Repeat the full listing below verbatim and keep the images out.

[Structured figure records]
════

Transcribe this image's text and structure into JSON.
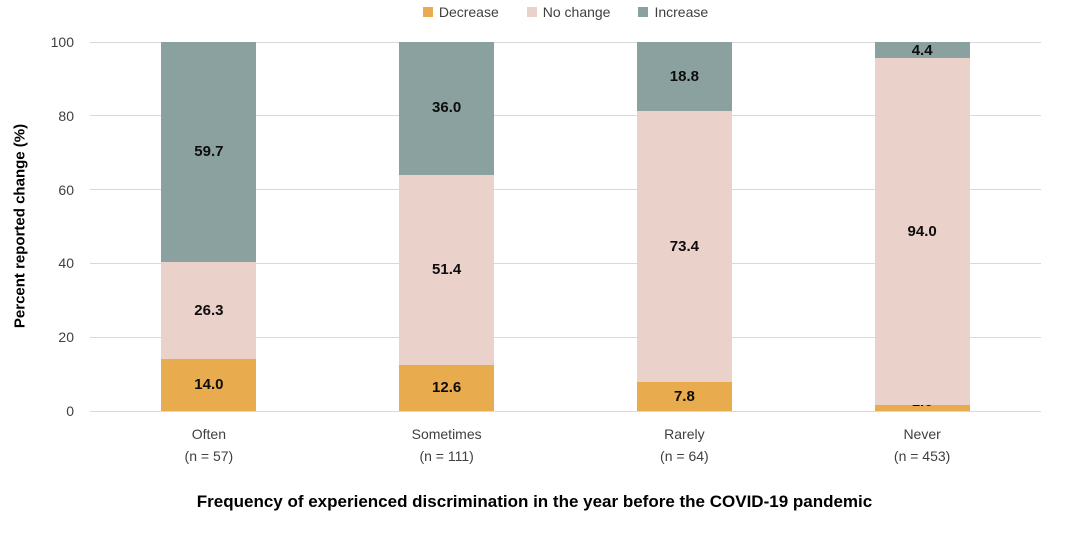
{
  "chart_data": {
    "type": "bar",
    "stacked": true,
    "orientation": "vertical",
    "xlabel": "Frequency of experienced discrimination in the year before the COVID-19 pandemic",
    "ylabel": "Percent reported change (%)",
    "ylim": [
      0,
      100
    ],
    "yticks": [
      0,
      20,
      40,
      60,
      80,
      100
    ],
    "grid": true,
    "gridline_color": "#D9D9D9",
    "legend_position": "top",
    "categories": [
      "Often",
      "Sometimes",
      "Rarely",
      "Never"
    ],
    "category_sublabels": [
      "(n = 57)",
      "(n = 111)",
      "(n = 64)",
      "(n = 453)"
    ],
    "series": [
      {
        "name": "Decrease",
        "color": "#E8AB4E",
        "values": [
          14.0,
          12.6,
          7.8,
          1.6
        ]
      },
      {
        "name": "No change",
        "color": "#EAD1C9",
        "values": [
          26.3,
          51.4,
          73.4,
          94.0
        ]
      },
      {
        "name": "Increase",
        "color": "#8BA19F",
        "values": [
          59.7,
          36.0,
          18.8,
          4.4
        ]
      }
    ],
    "value_label_decimals": 1
  }
}
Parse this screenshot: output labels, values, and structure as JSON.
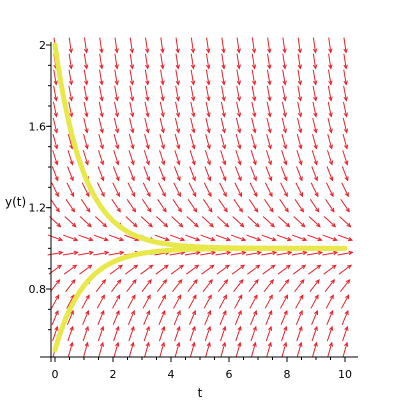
{
  "chart_data": {
    "type": "direction-field",
    "xlabel": "t",
    "ylabel": "y(t)",
    "xlim": [
      0,
      10
    ],
    "ylim": [
      0.5,
      2
    ],
    "x_ticks": [
      {
        "value": 0,
        "label": "0"
      },
      {
        "value": 2,
        "label": "2"
      },
      {
        "value": 4,
        "label": "4"
      },
      {
        "value": 6,
        "label": "6"
      },
      {
        "value": 8,
        "label": "8"
      },
      {
        "value": 10,
        "label": "10"
      }
    ],
    "y_ticks": [
      {
        "value": 0.8,
        "label": "0.8"
      },
      {
        "value": 1.2,
        "label": "1.2"
      },
      {
        "value": 1.6,
        "label": "1.6"
      },
      {
        "value": 2.0,
        "label": "2"
      }
    ],
    "field": {
      "equilibrium": 1.0,
      "decay_rate": 1.0,
      "t_count": 20,
      "y_count": 20,
      "color": "#e8202a"
    },
    "solutions": [
      {
        "y0": 2.0,
        "color": "#e8e84a"
      },
      {
        "y0": 0.5,
        "color": "#e8e84a"
      }
    ],
    "axis_color": "#000000",
    "background": "#ffffff"
  }
}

════

__COMPLETE OUTPUT__
Transcribe this image's text and structure into JSON.
{
  "chart_data": {
    "type": "bar",
    "stacked": true,
    "orientation": "vertical",
    "xlabel": "Frequency of experienced discrimination in the year before the COVID-19 pandemic",
    "ylabel": "Percent reported change (%)",
    "ylim": [
      0,
      100
    ],
    "yticks": [
      0,
      20,
      40,
      60,
      80,
      100
    ],
    "grid": true,
    "gridline_color": "#D9D9D9",
    "legend_position": "top",
    "categories": [
      "Often",
      "Sometimes",
      "Rarely",
      "Never"
    ],
    "category_sublabels": [
      "(n = 57)",
      "(n = 111)",
      "(n = 64)",
      "(n = 453)"
    ],
    "series": [
      {
        "name": "Decrease",
        "color": "#E8AB4E",
        "values": [
          14.0,
          12.6,
          7.8,
          1.6
        ]
      },
      {
        "name": "No change",
        "color": "#EAD1C9",
        "values": [
          26.3,
          51.4,
          73.4,
          94.0
        ]
      },
      {
        "name": "Increase",
        "color": "#8BA19F",
        "values": [
          59.7,
          36.0,
          18.8,
          4.4
        ]
      }
    ],
    "value_label_decimals": 1
  }
}
Parse this screenshot: output labels, values, and structure as JSON.
{
  "chart_data": {
    "type": "direction-field",
    "xlabel": "t",
    "ylabel": "y(t)",
    "xlim": [
      0,
      10
    ],
    "ylim": [
      0.5,
      2
    ],
    "x_ticks": [
      {
        "value": 0,
        "label": "0"
      },
      {
        "value": 2,
        "label": "2"
      },
      {
        "value": 4,
        "label": "4"
      },
      {
        "value": 6,
        "label": "6"
      },
      {
        "value": 8,
        "label": "8"
      },
      {
        "value": 10,
        "label": "10"
      }
    ],
    "y_ticks": [
      {
        "value": 0.8,
        "label": "0.8"
      },
      {
        "value": 1.2,
        "label": "1.2"
      },
      {
        "value": 1.6,
        "label": "1.6"
      },
      {
        "value": 2.0,
        "label": "2"
      }
    ],
    "field": {
      "equilibrium": 1.0,
      "decay_rate": 1.0,
      "t_count": 20,
      "y_count": 20,
      "color": "#e8202a"
    },
    "solutions": [
      {
        "y0": 2.0,
        "color": "#e8e84a"
      },
      {
        "y0": 0.5,
        "color": "#e8e84a"
      }
    ],
    "axis_color": "#000000",
    "background": "#ffffff"
  }
}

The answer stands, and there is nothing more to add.